- **EXCERPT PROVIDED**
— Start —

Ohtaki was posthumously honored with a Lifetime Achievement Award at the 56th Japan Record Awards in 2014. In March 2016, an album of previously unreleased material titled Debut Again was released posthumously. Referred to as his first album in 32 years, it features Ohtaki singing songs that he composed but which were originally released by other artists. The album Happy Ending was released on March 21, 2020 to celebrate the 50th anniversary of Ohtaki's debut. It collects previously unreleased songs that were created during sessions for the TV drama themes he wrote in the 1990s.

==Discography==
- Studio albums
- Ohtaki Eiichi (大瀧詠一) (King/Bellwood, 1972)
- Niagara Moon (Elec/Niagara, 1975)

— End —

- **DATA SECTION**

— Start —

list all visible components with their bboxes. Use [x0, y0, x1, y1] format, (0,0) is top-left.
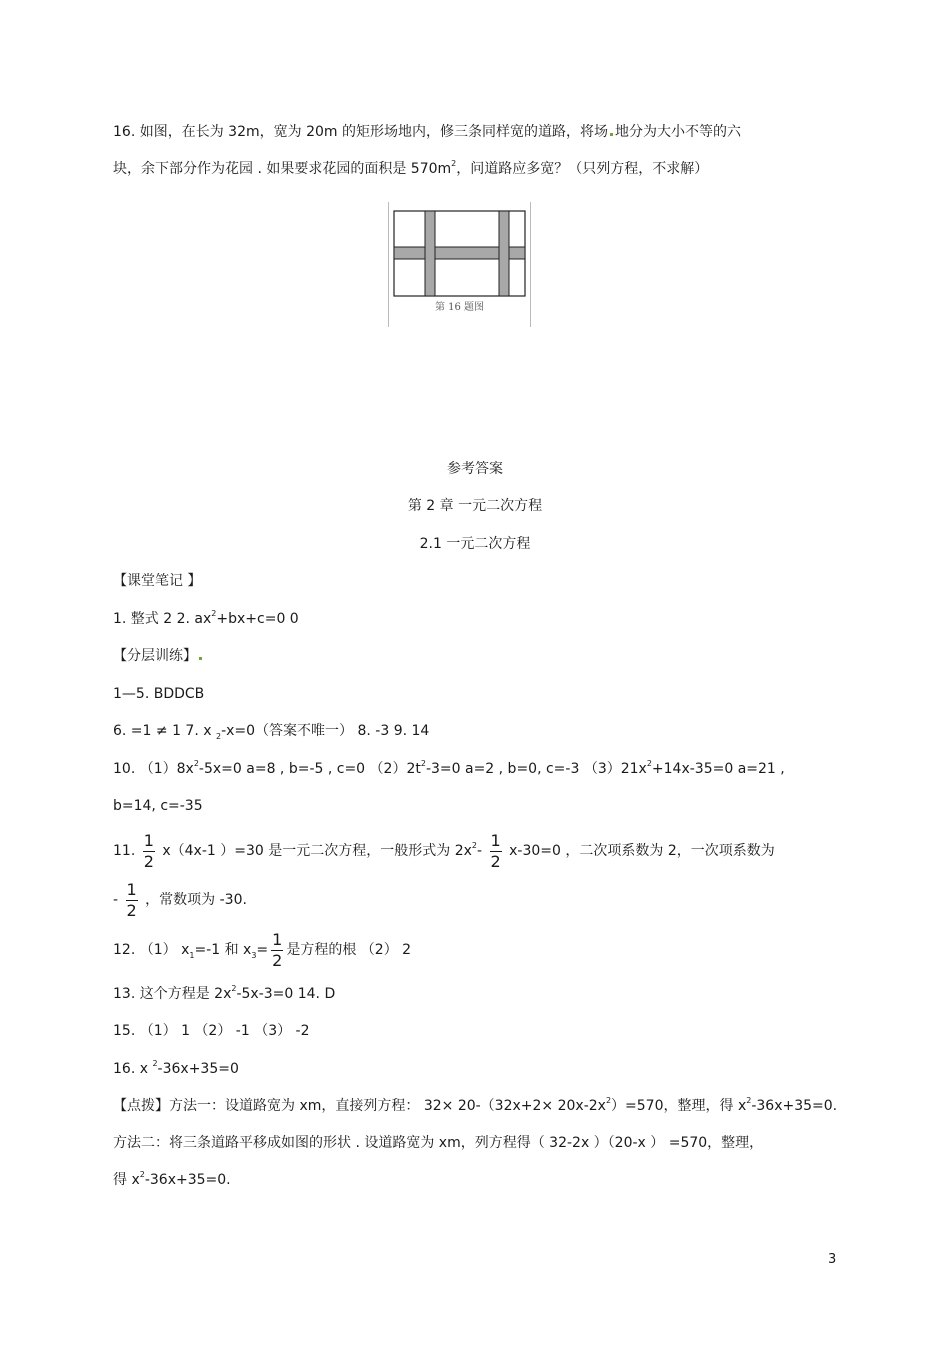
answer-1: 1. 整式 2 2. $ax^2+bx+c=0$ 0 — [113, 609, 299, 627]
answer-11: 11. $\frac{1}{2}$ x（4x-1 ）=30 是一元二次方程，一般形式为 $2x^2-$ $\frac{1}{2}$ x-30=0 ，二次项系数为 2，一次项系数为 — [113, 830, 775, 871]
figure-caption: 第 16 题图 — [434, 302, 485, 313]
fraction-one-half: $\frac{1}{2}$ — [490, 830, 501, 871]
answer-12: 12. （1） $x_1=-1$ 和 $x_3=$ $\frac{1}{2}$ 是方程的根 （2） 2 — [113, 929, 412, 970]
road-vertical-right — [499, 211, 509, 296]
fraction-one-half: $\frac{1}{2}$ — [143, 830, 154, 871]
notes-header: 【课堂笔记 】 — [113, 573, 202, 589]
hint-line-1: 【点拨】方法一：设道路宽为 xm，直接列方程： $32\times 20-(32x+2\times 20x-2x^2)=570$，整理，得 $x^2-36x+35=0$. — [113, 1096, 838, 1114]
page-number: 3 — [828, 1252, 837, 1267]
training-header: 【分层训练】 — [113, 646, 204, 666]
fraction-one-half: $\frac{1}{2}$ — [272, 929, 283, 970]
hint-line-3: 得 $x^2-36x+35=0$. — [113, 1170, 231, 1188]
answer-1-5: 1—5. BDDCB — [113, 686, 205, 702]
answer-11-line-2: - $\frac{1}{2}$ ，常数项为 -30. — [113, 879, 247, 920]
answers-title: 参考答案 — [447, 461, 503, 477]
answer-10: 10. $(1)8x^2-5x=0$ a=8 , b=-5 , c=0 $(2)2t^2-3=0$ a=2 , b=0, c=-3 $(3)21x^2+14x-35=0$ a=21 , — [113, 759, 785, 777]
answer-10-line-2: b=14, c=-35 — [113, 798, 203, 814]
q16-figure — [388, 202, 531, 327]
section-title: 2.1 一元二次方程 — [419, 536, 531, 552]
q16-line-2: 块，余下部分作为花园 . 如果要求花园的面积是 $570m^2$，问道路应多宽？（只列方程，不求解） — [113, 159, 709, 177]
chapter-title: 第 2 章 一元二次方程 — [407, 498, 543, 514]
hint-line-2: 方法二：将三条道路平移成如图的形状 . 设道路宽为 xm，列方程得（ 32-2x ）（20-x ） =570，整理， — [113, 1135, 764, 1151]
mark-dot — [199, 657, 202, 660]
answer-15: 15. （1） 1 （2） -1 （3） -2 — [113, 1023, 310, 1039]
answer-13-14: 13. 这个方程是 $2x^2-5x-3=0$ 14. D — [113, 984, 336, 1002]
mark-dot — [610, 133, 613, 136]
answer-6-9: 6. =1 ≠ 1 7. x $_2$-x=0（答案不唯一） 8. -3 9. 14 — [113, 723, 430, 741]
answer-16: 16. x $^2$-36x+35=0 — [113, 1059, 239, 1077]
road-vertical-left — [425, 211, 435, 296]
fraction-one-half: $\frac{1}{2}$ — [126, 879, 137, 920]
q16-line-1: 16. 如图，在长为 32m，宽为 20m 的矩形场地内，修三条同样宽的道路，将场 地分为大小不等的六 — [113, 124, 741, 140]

— End —
— Start —

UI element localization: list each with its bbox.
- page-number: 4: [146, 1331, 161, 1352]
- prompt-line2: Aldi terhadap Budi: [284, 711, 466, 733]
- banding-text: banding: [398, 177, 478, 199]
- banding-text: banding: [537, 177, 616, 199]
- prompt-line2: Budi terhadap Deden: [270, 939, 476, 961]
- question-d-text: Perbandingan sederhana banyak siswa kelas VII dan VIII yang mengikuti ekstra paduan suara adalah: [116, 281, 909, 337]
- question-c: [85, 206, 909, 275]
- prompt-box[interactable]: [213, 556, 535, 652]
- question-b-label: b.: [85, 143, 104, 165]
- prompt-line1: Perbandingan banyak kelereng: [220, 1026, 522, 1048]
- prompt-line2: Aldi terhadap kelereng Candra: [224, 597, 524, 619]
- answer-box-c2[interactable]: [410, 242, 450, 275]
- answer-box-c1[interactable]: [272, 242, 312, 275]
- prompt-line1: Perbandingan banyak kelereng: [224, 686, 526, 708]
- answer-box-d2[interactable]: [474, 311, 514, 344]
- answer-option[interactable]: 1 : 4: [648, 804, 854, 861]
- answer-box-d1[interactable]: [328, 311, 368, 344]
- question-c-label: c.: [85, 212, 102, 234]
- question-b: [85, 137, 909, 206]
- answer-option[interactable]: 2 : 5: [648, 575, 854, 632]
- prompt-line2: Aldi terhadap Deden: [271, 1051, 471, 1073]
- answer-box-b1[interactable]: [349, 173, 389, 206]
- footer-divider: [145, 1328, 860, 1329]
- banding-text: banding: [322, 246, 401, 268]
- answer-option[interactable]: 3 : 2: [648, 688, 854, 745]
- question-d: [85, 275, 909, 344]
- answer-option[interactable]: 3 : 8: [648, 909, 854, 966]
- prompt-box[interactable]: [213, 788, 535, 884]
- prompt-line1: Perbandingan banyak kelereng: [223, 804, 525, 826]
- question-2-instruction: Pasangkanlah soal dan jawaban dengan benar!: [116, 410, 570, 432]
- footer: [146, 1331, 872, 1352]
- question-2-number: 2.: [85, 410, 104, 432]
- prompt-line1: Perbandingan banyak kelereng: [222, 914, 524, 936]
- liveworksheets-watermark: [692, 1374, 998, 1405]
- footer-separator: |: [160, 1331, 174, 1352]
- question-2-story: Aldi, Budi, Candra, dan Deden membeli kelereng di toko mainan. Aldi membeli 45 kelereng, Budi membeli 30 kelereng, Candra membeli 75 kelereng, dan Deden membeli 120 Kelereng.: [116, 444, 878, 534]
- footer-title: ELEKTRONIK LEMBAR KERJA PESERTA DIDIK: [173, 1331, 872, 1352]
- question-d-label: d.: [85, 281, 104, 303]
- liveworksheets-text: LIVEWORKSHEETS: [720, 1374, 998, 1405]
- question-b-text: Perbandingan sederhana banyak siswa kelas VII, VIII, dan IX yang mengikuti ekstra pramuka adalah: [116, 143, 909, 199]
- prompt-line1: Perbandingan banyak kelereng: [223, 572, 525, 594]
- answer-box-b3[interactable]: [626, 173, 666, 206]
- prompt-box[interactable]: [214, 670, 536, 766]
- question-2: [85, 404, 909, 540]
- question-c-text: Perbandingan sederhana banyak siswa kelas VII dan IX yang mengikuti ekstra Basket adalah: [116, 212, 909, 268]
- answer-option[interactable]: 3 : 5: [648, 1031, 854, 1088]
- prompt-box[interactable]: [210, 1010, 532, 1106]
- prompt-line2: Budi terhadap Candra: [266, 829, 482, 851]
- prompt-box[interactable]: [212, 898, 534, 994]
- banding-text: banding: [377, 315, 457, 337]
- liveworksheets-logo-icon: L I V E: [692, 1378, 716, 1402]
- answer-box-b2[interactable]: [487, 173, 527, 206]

— End —

- **WORK TO COMPLETE**
Summarize the excerpt about Ohtaki in two sentences.

- **COMPLETE ANSWER**
Ohtaki was posthumously given a Lifetime Achievement Award at the 56th Japan Record Awards in 2014, and in March 2016 the posthumous album Debut Again, called his first album in 32 years, presented him singing songs he had composed for other artists. On March 21, 2020, the album Happy Ending marked the 50th anniversary of his debut by collecting previously unreleased songs from sessions for the TV drama themes he wrote in the 1990s.